── SUPPLIED RECORDS ──

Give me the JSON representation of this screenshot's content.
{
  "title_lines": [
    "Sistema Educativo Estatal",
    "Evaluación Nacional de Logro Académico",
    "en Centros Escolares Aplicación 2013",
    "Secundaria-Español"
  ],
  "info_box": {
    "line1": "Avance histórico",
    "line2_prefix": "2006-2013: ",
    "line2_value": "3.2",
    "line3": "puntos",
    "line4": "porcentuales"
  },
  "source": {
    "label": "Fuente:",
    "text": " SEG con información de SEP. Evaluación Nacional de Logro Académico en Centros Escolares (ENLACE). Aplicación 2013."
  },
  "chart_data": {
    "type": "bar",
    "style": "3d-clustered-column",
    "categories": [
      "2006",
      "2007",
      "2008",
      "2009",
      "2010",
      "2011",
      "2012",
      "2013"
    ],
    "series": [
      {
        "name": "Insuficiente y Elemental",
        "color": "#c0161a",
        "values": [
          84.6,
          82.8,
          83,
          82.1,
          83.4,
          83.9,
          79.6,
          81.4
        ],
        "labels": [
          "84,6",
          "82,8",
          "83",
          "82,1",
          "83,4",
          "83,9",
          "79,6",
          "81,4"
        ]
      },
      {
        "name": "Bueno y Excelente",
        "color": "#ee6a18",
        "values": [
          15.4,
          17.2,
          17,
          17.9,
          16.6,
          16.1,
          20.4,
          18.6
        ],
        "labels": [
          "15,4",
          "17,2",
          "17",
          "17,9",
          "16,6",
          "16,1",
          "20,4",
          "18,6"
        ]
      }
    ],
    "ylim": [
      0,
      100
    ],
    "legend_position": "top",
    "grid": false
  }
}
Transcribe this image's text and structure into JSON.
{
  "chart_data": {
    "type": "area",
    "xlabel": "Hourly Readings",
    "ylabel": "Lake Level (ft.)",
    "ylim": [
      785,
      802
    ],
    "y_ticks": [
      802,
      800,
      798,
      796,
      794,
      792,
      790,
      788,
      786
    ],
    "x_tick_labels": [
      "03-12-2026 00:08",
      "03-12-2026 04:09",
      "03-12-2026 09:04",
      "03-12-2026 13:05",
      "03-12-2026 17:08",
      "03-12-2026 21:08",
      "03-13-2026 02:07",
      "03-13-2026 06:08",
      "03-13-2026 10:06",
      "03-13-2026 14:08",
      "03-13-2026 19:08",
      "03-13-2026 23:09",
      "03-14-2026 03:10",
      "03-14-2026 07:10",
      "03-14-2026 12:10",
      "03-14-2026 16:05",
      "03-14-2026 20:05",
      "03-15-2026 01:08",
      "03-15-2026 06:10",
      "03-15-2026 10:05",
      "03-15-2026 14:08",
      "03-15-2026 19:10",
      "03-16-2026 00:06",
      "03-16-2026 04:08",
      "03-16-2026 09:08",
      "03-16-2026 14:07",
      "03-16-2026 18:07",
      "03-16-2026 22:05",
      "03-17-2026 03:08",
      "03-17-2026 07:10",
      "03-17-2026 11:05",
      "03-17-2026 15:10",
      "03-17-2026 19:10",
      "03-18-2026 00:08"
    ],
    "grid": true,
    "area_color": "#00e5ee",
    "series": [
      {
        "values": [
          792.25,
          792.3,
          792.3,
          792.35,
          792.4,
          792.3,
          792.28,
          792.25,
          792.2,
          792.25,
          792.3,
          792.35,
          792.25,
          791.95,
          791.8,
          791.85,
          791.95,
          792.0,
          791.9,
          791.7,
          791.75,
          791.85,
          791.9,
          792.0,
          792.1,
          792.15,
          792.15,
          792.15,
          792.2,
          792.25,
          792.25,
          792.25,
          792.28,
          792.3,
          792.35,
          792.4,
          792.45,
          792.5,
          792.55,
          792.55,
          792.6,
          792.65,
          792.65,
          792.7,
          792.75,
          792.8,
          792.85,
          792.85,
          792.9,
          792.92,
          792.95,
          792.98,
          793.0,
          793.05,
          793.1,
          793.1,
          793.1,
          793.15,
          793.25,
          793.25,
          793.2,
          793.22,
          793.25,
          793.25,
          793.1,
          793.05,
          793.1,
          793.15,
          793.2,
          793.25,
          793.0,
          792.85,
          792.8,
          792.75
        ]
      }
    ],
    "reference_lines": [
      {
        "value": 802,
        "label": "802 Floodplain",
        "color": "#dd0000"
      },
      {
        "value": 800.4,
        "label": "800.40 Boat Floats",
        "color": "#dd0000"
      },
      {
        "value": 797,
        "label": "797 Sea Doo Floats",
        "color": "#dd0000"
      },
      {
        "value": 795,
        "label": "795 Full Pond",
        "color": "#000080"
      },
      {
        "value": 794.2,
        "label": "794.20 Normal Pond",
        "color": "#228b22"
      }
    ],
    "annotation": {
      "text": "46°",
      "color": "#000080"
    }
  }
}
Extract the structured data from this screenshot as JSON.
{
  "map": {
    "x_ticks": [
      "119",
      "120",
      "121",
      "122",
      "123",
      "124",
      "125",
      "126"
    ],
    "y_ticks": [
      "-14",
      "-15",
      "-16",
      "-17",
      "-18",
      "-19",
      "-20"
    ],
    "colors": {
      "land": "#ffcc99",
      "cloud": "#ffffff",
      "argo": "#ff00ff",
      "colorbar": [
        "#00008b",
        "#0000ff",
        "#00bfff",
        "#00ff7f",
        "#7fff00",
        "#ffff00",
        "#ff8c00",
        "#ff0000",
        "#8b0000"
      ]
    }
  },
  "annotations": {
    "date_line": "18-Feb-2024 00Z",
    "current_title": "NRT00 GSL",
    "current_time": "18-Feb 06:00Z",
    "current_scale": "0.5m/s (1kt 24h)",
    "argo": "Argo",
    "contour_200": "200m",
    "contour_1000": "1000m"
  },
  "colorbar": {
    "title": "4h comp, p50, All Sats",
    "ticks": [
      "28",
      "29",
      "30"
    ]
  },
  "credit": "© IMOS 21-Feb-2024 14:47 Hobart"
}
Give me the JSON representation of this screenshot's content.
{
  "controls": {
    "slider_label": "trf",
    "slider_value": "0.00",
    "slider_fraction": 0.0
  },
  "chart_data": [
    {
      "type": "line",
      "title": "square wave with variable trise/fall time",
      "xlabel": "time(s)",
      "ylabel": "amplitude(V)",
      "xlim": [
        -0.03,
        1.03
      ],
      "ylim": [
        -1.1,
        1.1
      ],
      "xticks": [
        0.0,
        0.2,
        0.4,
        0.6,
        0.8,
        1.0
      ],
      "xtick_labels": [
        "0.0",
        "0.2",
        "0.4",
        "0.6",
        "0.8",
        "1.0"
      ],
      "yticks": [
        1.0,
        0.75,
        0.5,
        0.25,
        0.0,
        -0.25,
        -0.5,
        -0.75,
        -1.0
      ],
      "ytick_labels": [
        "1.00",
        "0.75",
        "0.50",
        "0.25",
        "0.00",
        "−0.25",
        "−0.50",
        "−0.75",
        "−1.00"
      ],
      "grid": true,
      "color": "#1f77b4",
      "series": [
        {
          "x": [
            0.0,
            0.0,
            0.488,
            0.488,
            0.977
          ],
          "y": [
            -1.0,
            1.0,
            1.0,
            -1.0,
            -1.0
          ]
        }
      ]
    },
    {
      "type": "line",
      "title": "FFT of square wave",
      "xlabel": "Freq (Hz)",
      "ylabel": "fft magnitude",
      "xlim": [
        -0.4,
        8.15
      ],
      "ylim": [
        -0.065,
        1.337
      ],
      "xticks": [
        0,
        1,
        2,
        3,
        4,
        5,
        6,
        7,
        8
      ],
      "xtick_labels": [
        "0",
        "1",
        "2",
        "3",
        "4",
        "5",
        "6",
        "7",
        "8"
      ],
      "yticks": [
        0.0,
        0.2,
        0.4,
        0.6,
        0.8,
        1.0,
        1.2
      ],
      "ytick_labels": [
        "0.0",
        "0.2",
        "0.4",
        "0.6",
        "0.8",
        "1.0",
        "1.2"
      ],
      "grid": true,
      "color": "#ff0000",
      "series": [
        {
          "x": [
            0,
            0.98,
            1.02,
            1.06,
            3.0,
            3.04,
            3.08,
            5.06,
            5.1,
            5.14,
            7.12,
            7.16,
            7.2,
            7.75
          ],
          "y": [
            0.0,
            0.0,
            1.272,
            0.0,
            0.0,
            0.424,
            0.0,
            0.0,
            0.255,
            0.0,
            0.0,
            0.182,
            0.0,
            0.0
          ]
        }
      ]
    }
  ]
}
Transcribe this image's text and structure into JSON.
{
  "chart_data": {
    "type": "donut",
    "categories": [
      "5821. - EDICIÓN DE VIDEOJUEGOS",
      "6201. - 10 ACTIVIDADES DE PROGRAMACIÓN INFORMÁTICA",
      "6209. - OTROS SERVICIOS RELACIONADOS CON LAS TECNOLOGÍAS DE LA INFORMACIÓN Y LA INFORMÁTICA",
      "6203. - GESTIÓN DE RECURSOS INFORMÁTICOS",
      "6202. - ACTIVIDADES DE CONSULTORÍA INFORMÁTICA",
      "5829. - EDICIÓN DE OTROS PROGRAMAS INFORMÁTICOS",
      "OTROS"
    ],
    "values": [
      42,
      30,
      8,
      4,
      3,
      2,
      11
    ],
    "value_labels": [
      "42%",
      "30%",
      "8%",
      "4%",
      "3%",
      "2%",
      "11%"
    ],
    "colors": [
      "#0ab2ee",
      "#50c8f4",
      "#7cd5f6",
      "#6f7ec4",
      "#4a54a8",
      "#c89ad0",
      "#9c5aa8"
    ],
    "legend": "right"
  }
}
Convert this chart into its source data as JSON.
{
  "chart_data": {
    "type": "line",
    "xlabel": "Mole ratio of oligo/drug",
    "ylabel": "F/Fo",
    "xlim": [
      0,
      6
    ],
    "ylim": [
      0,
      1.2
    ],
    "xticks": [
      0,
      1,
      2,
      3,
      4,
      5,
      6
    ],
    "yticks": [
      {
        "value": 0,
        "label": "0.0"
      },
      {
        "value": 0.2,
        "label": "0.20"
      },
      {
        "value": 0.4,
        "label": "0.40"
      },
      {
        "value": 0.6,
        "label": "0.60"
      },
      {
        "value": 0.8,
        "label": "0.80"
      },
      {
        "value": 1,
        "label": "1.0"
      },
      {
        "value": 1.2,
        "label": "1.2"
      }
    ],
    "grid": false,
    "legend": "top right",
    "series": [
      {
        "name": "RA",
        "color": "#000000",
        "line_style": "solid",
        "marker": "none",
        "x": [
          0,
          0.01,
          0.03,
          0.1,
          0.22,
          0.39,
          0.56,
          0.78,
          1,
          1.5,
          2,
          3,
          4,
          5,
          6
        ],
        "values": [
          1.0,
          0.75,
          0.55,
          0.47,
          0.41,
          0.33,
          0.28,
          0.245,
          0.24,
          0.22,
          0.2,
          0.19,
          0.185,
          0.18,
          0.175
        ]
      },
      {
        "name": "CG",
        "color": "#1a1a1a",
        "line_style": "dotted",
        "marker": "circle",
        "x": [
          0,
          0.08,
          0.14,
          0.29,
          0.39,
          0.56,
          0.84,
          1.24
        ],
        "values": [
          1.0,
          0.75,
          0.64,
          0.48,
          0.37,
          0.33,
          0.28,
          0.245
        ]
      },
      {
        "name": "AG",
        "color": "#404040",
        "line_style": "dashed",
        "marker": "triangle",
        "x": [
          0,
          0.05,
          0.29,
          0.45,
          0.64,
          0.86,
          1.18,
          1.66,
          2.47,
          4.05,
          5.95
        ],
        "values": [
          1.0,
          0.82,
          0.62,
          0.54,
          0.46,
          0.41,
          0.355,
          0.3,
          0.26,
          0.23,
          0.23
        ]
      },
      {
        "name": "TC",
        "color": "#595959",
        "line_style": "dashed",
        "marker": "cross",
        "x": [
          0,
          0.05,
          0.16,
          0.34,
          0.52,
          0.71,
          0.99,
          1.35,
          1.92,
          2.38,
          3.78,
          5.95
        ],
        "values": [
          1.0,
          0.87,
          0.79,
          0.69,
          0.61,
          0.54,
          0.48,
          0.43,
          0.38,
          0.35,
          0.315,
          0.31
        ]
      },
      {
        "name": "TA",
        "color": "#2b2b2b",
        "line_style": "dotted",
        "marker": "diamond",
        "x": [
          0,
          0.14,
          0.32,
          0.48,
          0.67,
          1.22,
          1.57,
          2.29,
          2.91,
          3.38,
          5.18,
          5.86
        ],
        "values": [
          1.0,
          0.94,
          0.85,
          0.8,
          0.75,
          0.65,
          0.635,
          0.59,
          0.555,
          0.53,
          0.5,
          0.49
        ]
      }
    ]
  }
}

───

**WORK TO COMPLETE:**
Which lines hold the word "INFORMÁTICOS"? Copy each of them from the records.

**WRITTEN RESPONSE:**
      "6203. - GESTIÓN DE RECURSOS INFORMÁTICOS",
      "5829. - EDICIÓN DE OTROS PROGRAMAS INFORMÁTICOS",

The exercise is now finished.